◆ **GOAL**:
Give the material again in full, matching it exactly.

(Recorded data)
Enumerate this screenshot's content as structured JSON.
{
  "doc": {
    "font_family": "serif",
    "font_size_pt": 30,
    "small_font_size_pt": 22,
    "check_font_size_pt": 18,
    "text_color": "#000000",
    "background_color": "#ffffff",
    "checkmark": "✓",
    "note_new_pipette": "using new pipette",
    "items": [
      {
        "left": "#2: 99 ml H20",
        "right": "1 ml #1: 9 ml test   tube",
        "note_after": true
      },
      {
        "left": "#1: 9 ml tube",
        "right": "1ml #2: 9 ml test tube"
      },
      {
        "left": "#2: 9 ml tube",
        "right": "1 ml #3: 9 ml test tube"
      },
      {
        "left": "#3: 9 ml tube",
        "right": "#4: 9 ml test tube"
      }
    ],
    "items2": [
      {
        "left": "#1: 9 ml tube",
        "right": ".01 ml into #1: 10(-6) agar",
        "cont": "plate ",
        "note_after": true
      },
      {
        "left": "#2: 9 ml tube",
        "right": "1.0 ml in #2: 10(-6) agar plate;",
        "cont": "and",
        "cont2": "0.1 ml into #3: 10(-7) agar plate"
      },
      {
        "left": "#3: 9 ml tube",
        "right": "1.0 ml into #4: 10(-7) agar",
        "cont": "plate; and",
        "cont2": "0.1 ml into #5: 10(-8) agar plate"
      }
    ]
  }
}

◆ **TASK ANSWER**:
Enumerate this screenshot's content as structured JSON.
{
  "doc": {
    "font_family": "serif",
    "font_size_pt": 30,
    "small_font_size_pt": 22,
    "check_font_size_pt": 18,
    "text_color": "#000000",
    "background_color": "#ffffff",
    "checkmark": "✓",
    "note_new_pipette": "using new pipette",
    "items": [
      {
        "left": "#2: 99 ml H20",
        "right": "1 ml #1: 9 ml test   tube",
        "note_after": true
      },
      {
        "left": "#1: 9 ml tube",
        "right": "1ml #2: 9 ml test tube"
      },
      {
        "left": "#2: 9 ml tube",
        "right": "1 ml #3: 9 ml test tube"
      },
      {
        "left": "#3: 9 ml tube",
        "right": "#4: 9 ml test tube"
      }
    ],
    "items2": [
      {
        "left": "#1: 9 ml tube",
        "right": ".01 ml into #1: 10(-6) agar",
        "cont": "plate ",
        "note_after": true
      },
      {
        "left": "#2: 9 ml tube",
        "right": "1.0 ml in #2: 10(-6) agar plate;",
        "cont": "and",
        "cont2": "0.1 ml into #3: 10(-7) agar plate"
      },
      {
        "left": "#3: 9 ml tube",
        "right": "1.0 ml into #4: 10(-7) agar",
        "cont": "plate; and",
        "cont2": "0.1 ml into #5: 10(-8) agar plate"
      }
    ]
  }
}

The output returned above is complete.